──────── Raw data ────────
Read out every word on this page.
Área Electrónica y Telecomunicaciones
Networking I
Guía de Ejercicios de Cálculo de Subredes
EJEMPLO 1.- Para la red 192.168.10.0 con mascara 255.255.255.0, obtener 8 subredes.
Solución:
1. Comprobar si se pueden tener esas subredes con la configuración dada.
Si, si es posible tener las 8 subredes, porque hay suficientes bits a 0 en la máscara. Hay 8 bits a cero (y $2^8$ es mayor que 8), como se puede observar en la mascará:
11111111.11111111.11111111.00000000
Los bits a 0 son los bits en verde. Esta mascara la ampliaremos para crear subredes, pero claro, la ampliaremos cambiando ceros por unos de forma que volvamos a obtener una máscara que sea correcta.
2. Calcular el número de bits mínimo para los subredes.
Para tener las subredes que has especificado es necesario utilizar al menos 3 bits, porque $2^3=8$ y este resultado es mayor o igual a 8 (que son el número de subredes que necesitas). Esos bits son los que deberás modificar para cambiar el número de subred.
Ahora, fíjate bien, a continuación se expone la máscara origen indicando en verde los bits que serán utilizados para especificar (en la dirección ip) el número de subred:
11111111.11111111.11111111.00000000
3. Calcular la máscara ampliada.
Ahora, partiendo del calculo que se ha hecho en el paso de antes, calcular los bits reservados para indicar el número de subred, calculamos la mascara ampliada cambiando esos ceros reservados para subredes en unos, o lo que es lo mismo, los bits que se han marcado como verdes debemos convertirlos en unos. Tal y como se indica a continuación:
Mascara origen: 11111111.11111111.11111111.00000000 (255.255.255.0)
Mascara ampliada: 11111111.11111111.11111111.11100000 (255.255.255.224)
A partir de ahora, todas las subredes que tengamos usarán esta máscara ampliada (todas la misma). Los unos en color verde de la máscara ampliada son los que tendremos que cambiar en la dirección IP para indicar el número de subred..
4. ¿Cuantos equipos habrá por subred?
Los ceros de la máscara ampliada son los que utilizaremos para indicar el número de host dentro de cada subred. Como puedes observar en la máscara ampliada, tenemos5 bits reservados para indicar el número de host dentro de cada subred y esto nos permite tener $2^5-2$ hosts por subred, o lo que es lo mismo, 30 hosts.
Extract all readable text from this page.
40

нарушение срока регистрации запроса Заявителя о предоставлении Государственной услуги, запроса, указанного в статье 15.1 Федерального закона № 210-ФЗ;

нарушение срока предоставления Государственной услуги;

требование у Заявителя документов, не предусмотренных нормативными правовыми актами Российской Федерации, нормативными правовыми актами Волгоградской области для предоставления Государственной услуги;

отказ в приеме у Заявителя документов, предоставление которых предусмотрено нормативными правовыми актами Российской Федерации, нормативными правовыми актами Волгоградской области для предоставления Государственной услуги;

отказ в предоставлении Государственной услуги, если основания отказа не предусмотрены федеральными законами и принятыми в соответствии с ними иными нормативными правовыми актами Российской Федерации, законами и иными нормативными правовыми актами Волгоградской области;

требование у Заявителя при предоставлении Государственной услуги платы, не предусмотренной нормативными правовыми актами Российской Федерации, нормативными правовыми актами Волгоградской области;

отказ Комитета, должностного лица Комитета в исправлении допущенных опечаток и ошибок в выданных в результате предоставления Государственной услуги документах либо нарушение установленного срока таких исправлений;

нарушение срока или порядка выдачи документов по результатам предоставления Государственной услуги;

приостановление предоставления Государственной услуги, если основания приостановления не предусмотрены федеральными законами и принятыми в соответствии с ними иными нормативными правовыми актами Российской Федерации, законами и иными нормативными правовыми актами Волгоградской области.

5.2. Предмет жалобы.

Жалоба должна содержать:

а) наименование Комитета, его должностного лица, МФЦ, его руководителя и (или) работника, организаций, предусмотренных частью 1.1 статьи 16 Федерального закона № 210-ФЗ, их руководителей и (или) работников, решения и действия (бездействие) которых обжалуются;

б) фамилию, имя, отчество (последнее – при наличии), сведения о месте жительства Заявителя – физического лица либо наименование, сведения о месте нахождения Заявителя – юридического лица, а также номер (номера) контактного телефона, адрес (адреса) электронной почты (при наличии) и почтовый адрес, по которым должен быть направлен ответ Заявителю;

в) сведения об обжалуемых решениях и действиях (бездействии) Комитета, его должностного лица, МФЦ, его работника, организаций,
────────
__What the task asks__. Collect each line above holding the string "ceros".

__Exercise solution__.
Los bits a 0 son los bits en verde. Esta mascara la ampliaremos para crear subredes, pero claro, la ampliaremos cambiando ceros por unos de forma que volvamos a obtener una máscara que sea correcta.
Ahora, partiendo del calculo que se ha hecho en el paso de antes, calcular los bits reservados para indicar el número de subred, calculamos la mascara ampliada cambiando esos ceros reservados para subredes en unos, o lo que es lo mismo, los bits que se han marcado como verdes debemos convertirlos en unos. Tal y como se indica a continuación:
Los ceros de la máscara ampliada son los que utilizaremos para indicar el número de host dentro de cada subred. Como puedes observar en la máscara ampliada, tenemos5 bits reservados para indicar el número de host dentro de cada subred y esto nos permite tener $2^5-2$ hosts por subred, o lo que es lo mismo, 30 hosts.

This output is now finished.